■ INFORMATION PROVIDED:
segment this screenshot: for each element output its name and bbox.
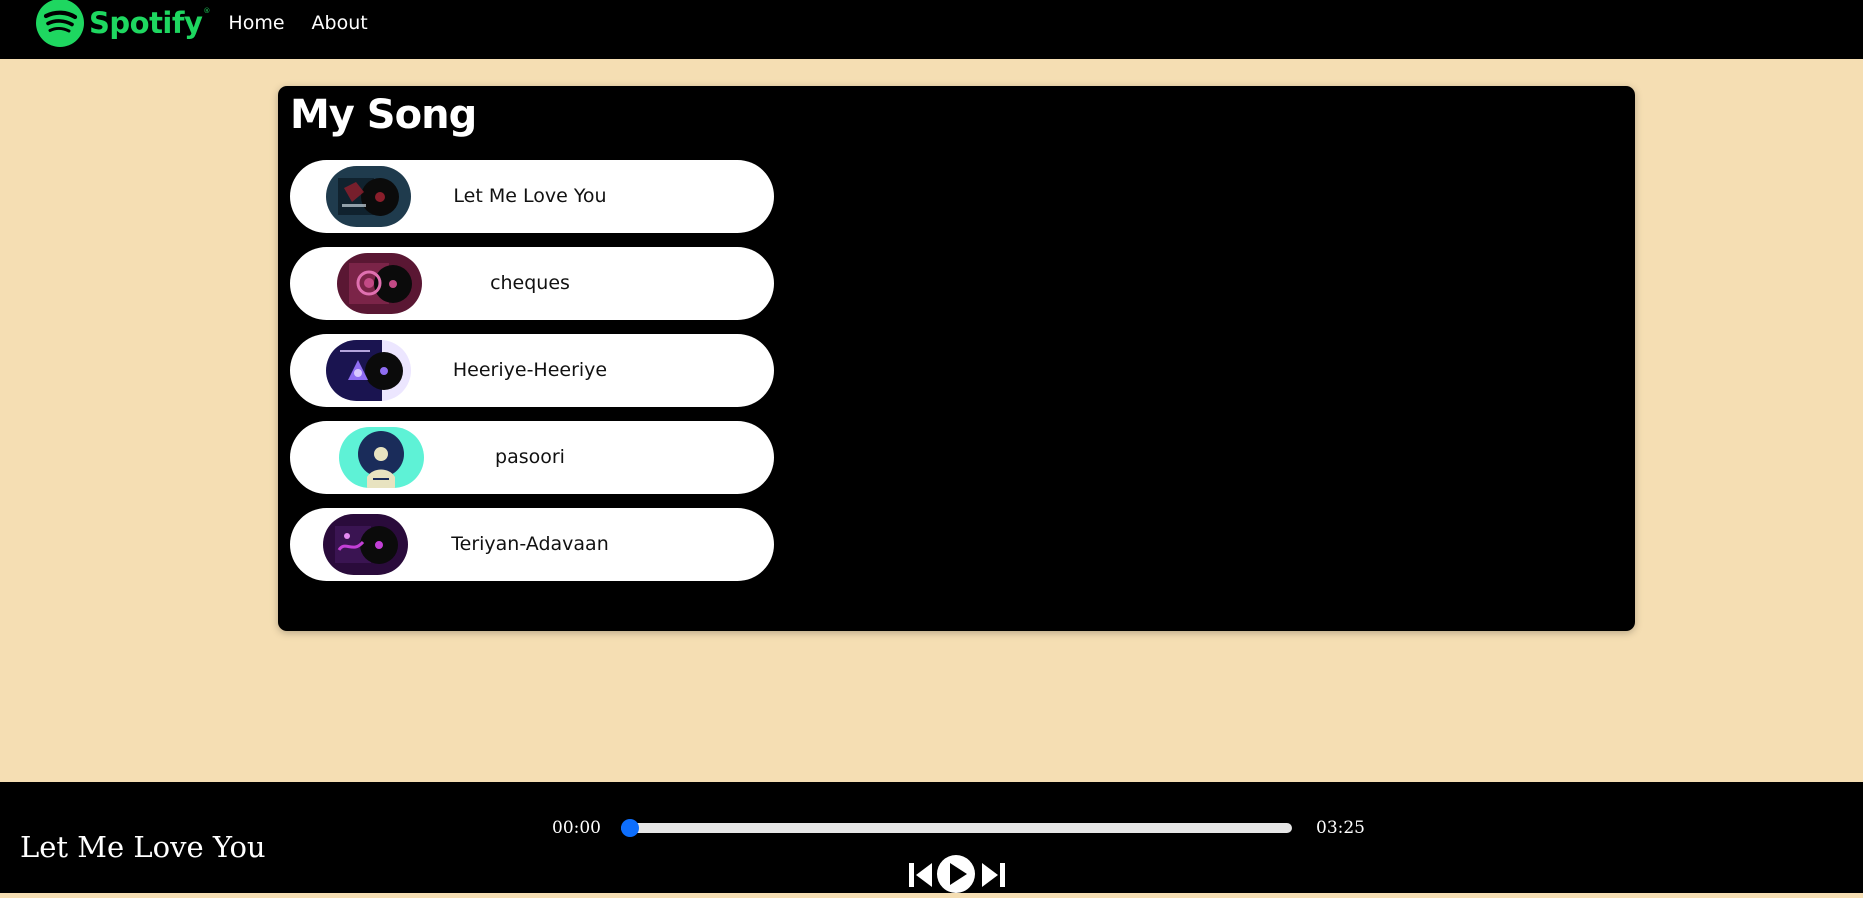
brand-name: Spotify <box>89 5 203 40</box>
song-item[interactable]: Heeriye-Heeriye <box>290 334 774 407</box>
spotify-logo-icon <box>36 0 84 47</box>
current-time: 00:00 <box>552 818 601 838</box>
player-bar: Let Me Love You 00:00 03:25 <box>0 782 1863 893</box>
album-cover <box>326 166 411 227</box>
song-item[interactable]: pasoori <box>290 421 774 494</box>
progress-thumb[interactable] <box>621 819 639 837</box>
now-playing-title: Let Me Love You <box>20 830 266 864</box>
next-icon[interactable] <box>978 854 1008 898</box>
total-time: 03:25 <box>1316 818 1365 838</box>
nav-link-home[interactable]: Home <box>228 12 284 34</box>
registered-mark: ® <box>203 6 211 15</box>
play-icon[interactable] <box>935 854 977 898</box>
song-name: pasoori <box>495 446 565 468</box>
album-cover <box>326 340 411 401</box>
album-cover <box>323 514 408 575</box>
song-name: cheques <box>490 272 570 294</box>
navbar: Spotify ® Home About <box>0 0 1863 59</box>
song-name: Teriyan-Adavaan <box>451 533 609 555</box>
song-list: Let Me Love You cheques Heeriye-Heeriye … <box>290 160 774 595</box>
page-title: My Song <box>290 92 477 138</box>
song-item[interactable]: Let Me Love You <box>290 160 774 233</box>
song-name: Heeriye-Heeriye <box>452 359 608 381</box>
song-name: Let Me Love You <box>453 185 607 207</box>
spotify-logo[interactable]: Spotify ® <box>36 0 210 47</box>
previous-icon[interactable] <box>906 854 936 898</box>
song-item[interactable]: cheques <box>290 247 774 320</box>
nav-link-about[interactable]: About <box>312 12 368 34</box>
playback-controls <box>906 854 1008 894</box>
song-panel: My Song Let Me Love You cheques Heeriye-… <box>278 86 1635 631</box>
progress-bar[interactable] <box>621 819 1292 837</box>
song-item[interactable]: Teriyan-Adavaan <box>290 508 774 581</box>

■ EXERCISE GOAL: Could you reproduce every row above word for word, leaving the pictures out?

■ OUTPUT OF THE EXERCISE:
segment this screenshot: for each element output its name and bbox.
brand-name: Spotify <box>89 5 203 40</box>
song-item[interactable]: Heeriye-Heeriye <box>290 334 774 407</box>
spotify-logo-icon <box>36 0 84 47</box>
current-time: 00:00 <box>552 818 601 838</box>
player-bar: Let Me Love You 00:00 03:25 <box>0 782 1863 893</box>
album-cover <box>326 166 411 227</box>
song-item[interactable]: pasoori <box>290 421 774 494</box>
progress-thumb[interactable] <box>621 819 639 837</box>
now-playing-title: Let Me Love You <box>20 830 266 864</box>
next-icon[interactable] <box>978 854 1008 898</box>
total-time: 03:25 <box>1316 818 1365 838</box>
nav-link-home[interactable]: Home <box>228 12 284 34</box>
registered-mark: ® <box>203 6 211 15</box>
play-icon[interactable] <box>935 854 977 898</box>
song-name: pasoori <box>495 446 565 468</box>
album-cover <box>326 340 411 401</box>
album-cover <box>323 514 408 575</box>
song-name: cheques <box>490 272 570 294</box>
navbar: Spotify ® Home About <box>0 0 1863 59</box>
song-name: Teriyan-Adavaan <box>451 533 609 555</box>
song-list: Let Me Love You cheques Heeriye-Heeriye … <box>290 160 774 595</box>
page-title: My Song <box>290 92 477 138</box>
song-item[interactable]: Let Me Love You <box>290 160 774 233</box>
song-name: Heeriye-Heeriye <box>452 359 608 381</box>
song-name: Let Me Love You <box>453 185 607 207</box>
spotify-logo[interactable]: Spotify ® <box>36 0 210 47</box>
previous-icon[interactable] <box>906 854 936 898</box>
song-item[interactable]: cheques <box>290 247 774 320</box>
nav-link-about[interactable]: About <box>312 12 368 34</box>
playback-controls <box>906 854 1008 894</box>
song-panel: My Song Let Me Love You cheques Heeriye-… <box>278 86 1635 631</box>
progress-bar[interactable] <box>621 819 1292 837</box>
song-item[interactable]: Teriyan-Adavaan <box>290 508 774 581</box>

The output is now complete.